SET PROBLEM
Rewrite the records from the line with "square-d6[interactable]: ♟ xyxy=(99,68,128,97)" to the line with "square-d8[interactable] xyxy=(99,11,128,40)", renaming "rank-label" as "row-label" and leaving everything else unchanged.

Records
-----
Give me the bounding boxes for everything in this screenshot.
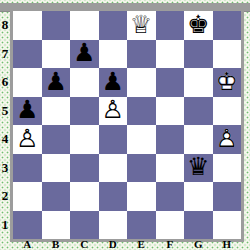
square-d6[interactable]: ♟ xyxy=(99,68,128,97)
square-h8[interactable] xyxy=(213,11,242,40)
square-h5[interactable] xyxy=(213,97,242,126)
piece-black-pawn-d6[interactable]: ♟ xyxy=(102,69,124,94)
rank-label-5: 5 xyxy=(0,97,10,126)
square-f8[interactable] xyxy=(156,11,185,40)
square-e3[interactable] xyxy=(127,154,156,183)
square-a1[interactable] xyxy=(13,211,42,240)
piece-white-king-h6[interactable]: ♚♔ xyxy=(216,69,238,94)
square-e2[interactable] xyxy=(127,182,156,211)
file-label-a: A xyxy=(13,239,42,250)
rank-label-7: 7 xyxy=(0,40,10,69)
piece-white-queen-e8[interactable]: ♛♕ xyxy=(130,12,152,37)
square-g7[interactable] xyxy=(184,40,213,69)
chess-app-screen: ♛♕♚♟♟♟♚♔♟♟♙♟♙♟♙♛ 87654321 ABCDEFGH xyxy=(0,0,250,250)
piece-black-pawn-a5[interactable]: ♟ xyxy=(16,97,38,122)
square-f2[interactable] xyxy=(156,182,185,211)
rank-label-1: 1 xyxy=(0,211,10,240)
square-g1[interactable] xyxy=(184,211,213,240)
square-d7[interactable] xyxy=(99,40,128,69)
square-d8[interactable] xyxy=(99,11,128,40)
square-f1[interactable] xyxy=(156,211,185,240)
square-e1[interactable] xyxy=(127,211,156,240)
rank-label-2: 2 xyxy=(0,182,10,211)
square-e8[interactable]: ♛♕ xyxy=(127,11,156,40)
square-b7[interactable] xyxy=(42,40,71,69)
chess-board-frame: ♛♕♚♟♟♟♚♔♟♟♙♟♙♟♙♛ xyxy=(10,11,244,242)
chess-board: ♛♕♚♟♟♟♚♔♟♟♙♟♙♟♙♛ xyxy=(13,11,241,239)
square-e4[interactable] xyxy=(127,125,156,154)
piece-white-pawn-a4[interactable]: ♟♙ xyxy=(16,126,38,151)
file-labels: ABCDEFGH xyxy=(13,239,241,250)
square-b5[interactable] xyxy=(42,97,71,126)
square-g4[interactable] xyxy=(184,125,213,154)
piece-black-pawn-b6[interactable]: ♟ xyxy=(45,69,67,94)
square-a5[interactable]: ♟ xyxy=(13,97,42,126)
square-d3[interactable] xyxy=(99,154,128,183)
square-c7[interactable]: ♟ xyxy=(70,40,99,69)
square-c1[interactable] xyxy=(70,211,99,240)
square-c5[interactable] xyxy=(70,97,99,126)
piece-black-queen-g3[interactable]: ♛ xyxy=(187,154,209,179)
square-d4[interactable] xyxy=(99,125,128,154)
square-a3[interactable] xyxy=(13,154,42,183)
square-d5[interactable]: ♟♙ xyxy=(99,97,128,126)
square-c6[interactable] xyxy=(70,68,99,97)
square-h1[interactable] xyxy=(213,211,242,240)
piece-black-king-g8[interactable]: ♚ xyxy=(187,12,209,37)
square-b6[interactable]: ♟ xyxy=(42,68,71,97)
square-h4[interactable]: ♟♙ xyxy=(213,125,242,154)
square-g2[interactable] xyxy=(184,182,213,211)
file-label-h: H xyxy=(213,239,242,250)
piece-white-pawn-h4[interactable]: ♟♙ xyxy=(216,126,238,151)
square-c8[interactable] xyxy=(70,11,99,40)
file-label-f: F xyxy=(156,239,185,250)
square-c3[interactable] xyxy=(70,154,99,183)
square-e7[interactable] xyxy=(127,40,156,69)
square-f7[interactable] xyxy=(156,40,185,69)
file-label-c: C xyxy=(70,239,99,250)
square-b4[interactable] xyxy=(42,125,71,154)
square-g5[interactable] xyxy=(184,97,213,126)
square-h2[interactable] xyxy=(213,182,242,211)
file-label-d: D xyxy=(99,239,128,250)
square-h7[interactable] xyxy=(213,40,242,69)
square-b2[interactable] xyxy=(42,182,71,211)
square-c2[interactable] xyxy=(70,182,99,211)
square-d1[interactable] xyxy=(99,211,128,240)
square-f3[interactable] xyxy=(156,154,185,183)
square-g8[interactable]: ♚ xyxy=(184,11,213,40)
square-g3[interactable]: ♛ xyxy=(184,154,213,183)
square-g6[interactable] xyxy=(184,68,213,97)
square-f4[interactable] xyxy=(156,125,185,154)
square-h3[interactable] xyxy=(213,154,242,183)
square-a4[interactable]: ♟♙ xyxy=(13,125,42,154)
piece-black-pawn-c7[interactable]: ♟ xyxy=(73,40,95,65)
rank-label-4: 4 xyxy=(0,125,10,154)
square-a2[interactable] xyxy=(13,182,42,211)
rank-label-3: 3 xyxy=(0,154,10,183)
rank-label-8: 8 xyxy=(0,11,10,40)
square-a8[interactable] xyxy=(13,11,42,40)
square-a7[interactable] xyxy=(13,40,42,69)
square-f5[interactable] xyxy=(156,97,185,126)
square-b1[interactable] xyxy=(42,211,71,240)
square-b8[interactable] xyxy=(42,11,71,40)
rank-label-6: 6 xyxy=(0,68,10,97)
square-d2[interactable] xyxy=(99,182,128,211)
square-c4[interactable] xyxy=(70,125,99,154)
square-a6[interactable] xyxy=(13,68,42,97)
square-f6[interactable] xyxy=(156,68,185,97)
square-e6[interactable] xyxy=(127,68,156,97)
file-label-g: G xyxy=(184,239,213,250)
square-h6[interactable]: ♚♔ xyxy=(213,68,242,97)
file-label-b: B xyxy=(42,239,71,250)
file-label-e: E xyxy=(127,239,156,250)
square-e5[interactable] xyxy=(127,97,156,126)
piece-white-pawn-d5[interactable]: ♟♙ xyxy=(102,97,124,122)
square-b3[interactable] xyxy=(42,154,71,183)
-----
TASK SOLUTION
square-d6[interactable]: ♟ xyxy=(99,68,128,97)
square-h8[interactable] xyxy=(213,11,242,40)
square-h5[interactable] xyxy=(213,97,242,126)
piece-black-pawn-d6[interactable]: ♟ xyxy=(102,69,124,94)
row-label-5: 5 xyxy=(0,97,10,126)
square-f8[interactable] xyxy=(156,11,185,40)
square-e3[interactable] xyxy=(127,154,156,183)
square-a1[interactable] xyxy=(13,211,42,240)
piece-white-king-h6[interactable]: ♚♔ xyxy=(216,69,238,94)
square-e2[interactable] xyxy=(127,182,156,211)
file-label-a: A xyxy=(13,239,42,250)
row-label-7: 7 xyxy=(0,40,10,69)
piece-white-queen-e8[interactable]: ♛♕ xyxy=(130,12,152,37)
square-g7[interactable] xyxy=(184,40,213,69)
chess-app-screen: ♛♕♚♟♟♟♚♔♟♟♙♟♙♟♙♛ 87654321 ABCDEFGH xyxy=(0,0,250,250)
piece-black-pawn-a5[interactable]: ♟ xyxy=(16,97,38,122)
square-f2[interactable] xyxy=(156,182,185,211)
row-label-1: 1 xyxy=(0,211,10,240)
square-g1[interactable] xyxy=(184,211,213,240)
square-d7[interactable] xyxy=(99,40,128,69)
square-d8[interactable] xyxy=(99,11,128,40)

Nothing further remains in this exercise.